- **TEXT PASSAGE**
=== Begin Enclosure ===

The dry weight of harvested stem from crops ranges from 3.4 to 4.5 t/ha/year, so a 4.5 ton crop yields 1,600 kg/ha/year of dry non-de-gummed fiber. The weight loss during de-gumming can be up to 25% giving a yield of de-gummed fiber of about 1,200 kg/ha/year.
The extraction of the fiber occurs in three stages. First the cortex or bark is removed; this can be done by hand or by machine. This process is called de-cortication. Second the cortex is scraped to remove most of the outer bark, the parenchyma in the bast layer and some of the gums and pectins. Finally the residual cortex material is washed, dried, and de-gummed to extract the spinnable fiber.
Ramie has been grown in China for many centuries and farmers in ancient China are known to have used the fiber to weave clothing. It may have been used in cloths for wrapping mummies in Egypt. Though ramie and flax are difficult to distinguish in ancient cloth, ramie's resistance to bacteria and mildew would make it appropriate for mummy wrapping.

=== End Enclosure ===

- **WORK INSTRUCTION**
Answer these questions from the ramie passage:
1. What approximate yield of de-gummed fiber per hectare per year does it give?
2. What is the process of removing the cortex or bark called?
3. Which property of ramie would make it appropriate for mummy wrapping?

- **PROVIDED RECORDS**

=== Begin Enclosure ===

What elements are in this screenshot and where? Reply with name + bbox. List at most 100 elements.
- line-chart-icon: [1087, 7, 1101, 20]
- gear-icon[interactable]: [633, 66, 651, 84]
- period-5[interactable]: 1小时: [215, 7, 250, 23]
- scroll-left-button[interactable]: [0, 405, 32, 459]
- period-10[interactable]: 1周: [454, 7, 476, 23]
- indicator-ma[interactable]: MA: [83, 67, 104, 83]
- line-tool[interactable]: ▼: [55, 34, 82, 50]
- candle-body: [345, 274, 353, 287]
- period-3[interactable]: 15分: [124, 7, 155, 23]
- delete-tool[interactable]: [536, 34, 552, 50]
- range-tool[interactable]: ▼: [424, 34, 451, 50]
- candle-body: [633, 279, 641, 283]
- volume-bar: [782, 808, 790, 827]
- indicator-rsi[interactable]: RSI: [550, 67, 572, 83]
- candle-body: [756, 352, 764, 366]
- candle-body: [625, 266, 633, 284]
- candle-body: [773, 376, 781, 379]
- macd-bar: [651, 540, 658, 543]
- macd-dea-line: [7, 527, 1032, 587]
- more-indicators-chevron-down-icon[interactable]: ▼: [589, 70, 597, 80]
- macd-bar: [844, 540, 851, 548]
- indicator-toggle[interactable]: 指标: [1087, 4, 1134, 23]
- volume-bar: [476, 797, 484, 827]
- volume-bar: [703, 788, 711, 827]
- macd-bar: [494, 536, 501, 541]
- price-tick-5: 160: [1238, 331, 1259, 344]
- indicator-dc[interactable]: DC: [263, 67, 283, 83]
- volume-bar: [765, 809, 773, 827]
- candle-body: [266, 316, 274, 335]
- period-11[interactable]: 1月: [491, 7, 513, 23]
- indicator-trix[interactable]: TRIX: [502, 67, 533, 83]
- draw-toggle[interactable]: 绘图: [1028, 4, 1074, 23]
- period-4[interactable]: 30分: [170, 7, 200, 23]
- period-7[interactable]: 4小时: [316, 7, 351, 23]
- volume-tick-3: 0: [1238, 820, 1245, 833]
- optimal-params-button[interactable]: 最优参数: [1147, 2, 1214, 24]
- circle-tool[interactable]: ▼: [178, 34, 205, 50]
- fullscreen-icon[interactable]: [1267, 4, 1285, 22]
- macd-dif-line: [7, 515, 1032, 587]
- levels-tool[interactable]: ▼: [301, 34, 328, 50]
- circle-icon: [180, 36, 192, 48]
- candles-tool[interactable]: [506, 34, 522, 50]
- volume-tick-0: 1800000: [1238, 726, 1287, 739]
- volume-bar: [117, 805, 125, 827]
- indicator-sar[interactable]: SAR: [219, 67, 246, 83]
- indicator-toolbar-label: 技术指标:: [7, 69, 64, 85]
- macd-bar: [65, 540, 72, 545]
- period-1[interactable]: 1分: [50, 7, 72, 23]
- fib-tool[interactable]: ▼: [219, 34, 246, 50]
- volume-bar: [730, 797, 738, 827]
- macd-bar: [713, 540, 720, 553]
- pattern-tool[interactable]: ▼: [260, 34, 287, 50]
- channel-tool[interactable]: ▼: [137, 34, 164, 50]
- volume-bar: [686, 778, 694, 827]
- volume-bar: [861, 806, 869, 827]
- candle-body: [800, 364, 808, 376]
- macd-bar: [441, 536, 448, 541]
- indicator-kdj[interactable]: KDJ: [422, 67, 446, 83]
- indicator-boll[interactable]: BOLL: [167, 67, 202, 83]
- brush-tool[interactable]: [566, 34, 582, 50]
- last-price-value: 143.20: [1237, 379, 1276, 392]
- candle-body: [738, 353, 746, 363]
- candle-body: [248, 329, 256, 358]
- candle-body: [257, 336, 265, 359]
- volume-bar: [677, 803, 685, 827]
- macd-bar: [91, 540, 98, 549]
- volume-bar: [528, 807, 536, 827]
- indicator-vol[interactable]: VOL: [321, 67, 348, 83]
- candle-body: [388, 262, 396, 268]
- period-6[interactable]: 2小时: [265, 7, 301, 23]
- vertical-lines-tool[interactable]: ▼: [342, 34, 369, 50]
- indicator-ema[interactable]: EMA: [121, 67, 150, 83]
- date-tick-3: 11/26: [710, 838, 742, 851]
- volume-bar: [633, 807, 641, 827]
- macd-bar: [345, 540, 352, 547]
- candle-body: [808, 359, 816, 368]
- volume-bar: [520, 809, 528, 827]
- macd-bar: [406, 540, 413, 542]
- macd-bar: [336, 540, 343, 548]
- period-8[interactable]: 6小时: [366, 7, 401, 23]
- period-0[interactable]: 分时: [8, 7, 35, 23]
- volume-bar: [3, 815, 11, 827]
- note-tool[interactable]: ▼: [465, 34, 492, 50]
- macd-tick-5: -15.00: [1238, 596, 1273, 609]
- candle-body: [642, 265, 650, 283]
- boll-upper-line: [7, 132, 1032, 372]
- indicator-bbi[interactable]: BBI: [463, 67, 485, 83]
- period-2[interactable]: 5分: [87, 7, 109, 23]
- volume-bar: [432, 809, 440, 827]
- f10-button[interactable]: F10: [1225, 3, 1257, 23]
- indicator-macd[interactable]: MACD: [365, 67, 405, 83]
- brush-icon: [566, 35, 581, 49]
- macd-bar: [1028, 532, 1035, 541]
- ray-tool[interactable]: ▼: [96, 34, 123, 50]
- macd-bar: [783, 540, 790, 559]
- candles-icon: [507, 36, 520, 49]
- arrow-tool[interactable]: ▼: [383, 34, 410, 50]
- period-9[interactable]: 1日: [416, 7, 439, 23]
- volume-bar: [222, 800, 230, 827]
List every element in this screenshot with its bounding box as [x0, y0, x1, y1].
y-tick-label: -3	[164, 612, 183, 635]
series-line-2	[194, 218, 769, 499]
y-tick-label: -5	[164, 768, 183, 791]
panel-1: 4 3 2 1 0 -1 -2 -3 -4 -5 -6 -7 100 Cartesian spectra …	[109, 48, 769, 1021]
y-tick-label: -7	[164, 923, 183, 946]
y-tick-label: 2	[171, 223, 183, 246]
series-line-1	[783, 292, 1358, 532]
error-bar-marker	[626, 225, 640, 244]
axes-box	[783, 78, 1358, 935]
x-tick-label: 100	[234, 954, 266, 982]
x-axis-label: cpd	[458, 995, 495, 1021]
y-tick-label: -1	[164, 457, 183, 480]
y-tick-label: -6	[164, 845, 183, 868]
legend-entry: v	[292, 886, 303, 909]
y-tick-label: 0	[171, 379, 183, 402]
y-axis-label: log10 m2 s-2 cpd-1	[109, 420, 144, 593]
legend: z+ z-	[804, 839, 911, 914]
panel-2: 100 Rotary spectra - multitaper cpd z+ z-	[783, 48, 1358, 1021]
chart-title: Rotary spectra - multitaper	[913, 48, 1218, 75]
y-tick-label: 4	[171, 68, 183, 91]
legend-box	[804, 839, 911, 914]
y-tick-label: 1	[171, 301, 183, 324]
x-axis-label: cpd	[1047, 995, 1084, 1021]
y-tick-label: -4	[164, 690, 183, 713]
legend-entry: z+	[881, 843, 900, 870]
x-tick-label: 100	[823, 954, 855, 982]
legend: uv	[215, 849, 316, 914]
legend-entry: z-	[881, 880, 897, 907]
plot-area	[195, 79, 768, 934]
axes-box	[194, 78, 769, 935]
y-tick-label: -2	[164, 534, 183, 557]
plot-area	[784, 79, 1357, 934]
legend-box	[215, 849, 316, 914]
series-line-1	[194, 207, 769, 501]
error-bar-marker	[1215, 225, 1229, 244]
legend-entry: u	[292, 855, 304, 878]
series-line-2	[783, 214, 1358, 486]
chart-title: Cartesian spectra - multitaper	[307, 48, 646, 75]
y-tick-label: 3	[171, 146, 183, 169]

=== End Enclosure ===

- **FINAL ANSWER**
1. About 1,200 kg/ha/year.
2. De-cortication.
3. Its resistance to bacteria and mildew.